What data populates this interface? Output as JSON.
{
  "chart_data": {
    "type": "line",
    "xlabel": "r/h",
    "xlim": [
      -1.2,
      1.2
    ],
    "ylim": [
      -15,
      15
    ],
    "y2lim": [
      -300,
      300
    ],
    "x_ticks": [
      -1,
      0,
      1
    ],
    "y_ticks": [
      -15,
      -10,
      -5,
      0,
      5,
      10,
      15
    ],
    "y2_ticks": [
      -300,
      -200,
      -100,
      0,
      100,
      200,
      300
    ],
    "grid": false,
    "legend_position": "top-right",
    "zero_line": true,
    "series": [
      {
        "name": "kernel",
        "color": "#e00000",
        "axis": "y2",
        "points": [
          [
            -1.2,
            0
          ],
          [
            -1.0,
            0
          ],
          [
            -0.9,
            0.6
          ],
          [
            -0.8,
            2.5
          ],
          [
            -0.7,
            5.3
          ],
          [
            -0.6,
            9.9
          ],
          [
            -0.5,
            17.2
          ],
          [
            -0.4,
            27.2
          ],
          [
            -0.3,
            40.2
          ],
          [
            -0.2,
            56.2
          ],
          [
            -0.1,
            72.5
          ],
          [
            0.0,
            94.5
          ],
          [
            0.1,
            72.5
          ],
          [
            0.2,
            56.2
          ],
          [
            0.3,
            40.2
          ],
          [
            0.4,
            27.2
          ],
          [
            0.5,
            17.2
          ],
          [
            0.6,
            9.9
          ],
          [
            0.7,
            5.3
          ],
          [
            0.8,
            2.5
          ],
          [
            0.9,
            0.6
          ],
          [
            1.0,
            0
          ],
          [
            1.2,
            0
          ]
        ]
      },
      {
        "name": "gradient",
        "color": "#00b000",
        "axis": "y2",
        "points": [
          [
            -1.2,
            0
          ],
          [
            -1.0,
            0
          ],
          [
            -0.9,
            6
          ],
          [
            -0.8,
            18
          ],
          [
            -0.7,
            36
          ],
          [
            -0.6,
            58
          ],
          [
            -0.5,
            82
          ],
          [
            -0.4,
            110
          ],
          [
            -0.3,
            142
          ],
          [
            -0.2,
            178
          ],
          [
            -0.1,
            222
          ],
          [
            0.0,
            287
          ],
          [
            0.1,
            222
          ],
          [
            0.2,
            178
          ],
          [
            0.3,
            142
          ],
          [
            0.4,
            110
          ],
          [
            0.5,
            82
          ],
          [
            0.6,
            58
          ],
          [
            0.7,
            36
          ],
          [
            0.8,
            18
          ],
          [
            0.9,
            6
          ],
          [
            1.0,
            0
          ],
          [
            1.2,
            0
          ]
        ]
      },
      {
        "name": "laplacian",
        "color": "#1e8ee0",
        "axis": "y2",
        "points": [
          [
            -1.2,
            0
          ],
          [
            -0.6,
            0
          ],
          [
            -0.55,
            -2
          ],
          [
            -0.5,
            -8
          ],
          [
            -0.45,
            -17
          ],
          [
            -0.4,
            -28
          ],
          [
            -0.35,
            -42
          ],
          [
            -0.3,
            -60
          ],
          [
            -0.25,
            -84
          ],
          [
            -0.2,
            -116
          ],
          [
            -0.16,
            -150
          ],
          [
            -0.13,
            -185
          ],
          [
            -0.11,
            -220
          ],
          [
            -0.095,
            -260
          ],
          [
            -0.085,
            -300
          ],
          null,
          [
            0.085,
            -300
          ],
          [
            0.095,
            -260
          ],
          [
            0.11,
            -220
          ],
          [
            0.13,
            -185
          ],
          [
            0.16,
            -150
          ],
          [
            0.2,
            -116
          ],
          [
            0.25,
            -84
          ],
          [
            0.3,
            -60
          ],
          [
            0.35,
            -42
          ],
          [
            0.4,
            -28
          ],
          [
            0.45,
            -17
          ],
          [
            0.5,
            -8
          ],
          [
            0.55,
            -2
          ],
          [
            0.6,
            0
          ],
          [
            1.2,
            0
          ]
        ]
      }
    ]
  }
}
::::
§ Your goal:
Determine how many lines of this listing contain "name", and give only the number.

§ Answer for this exercise:
3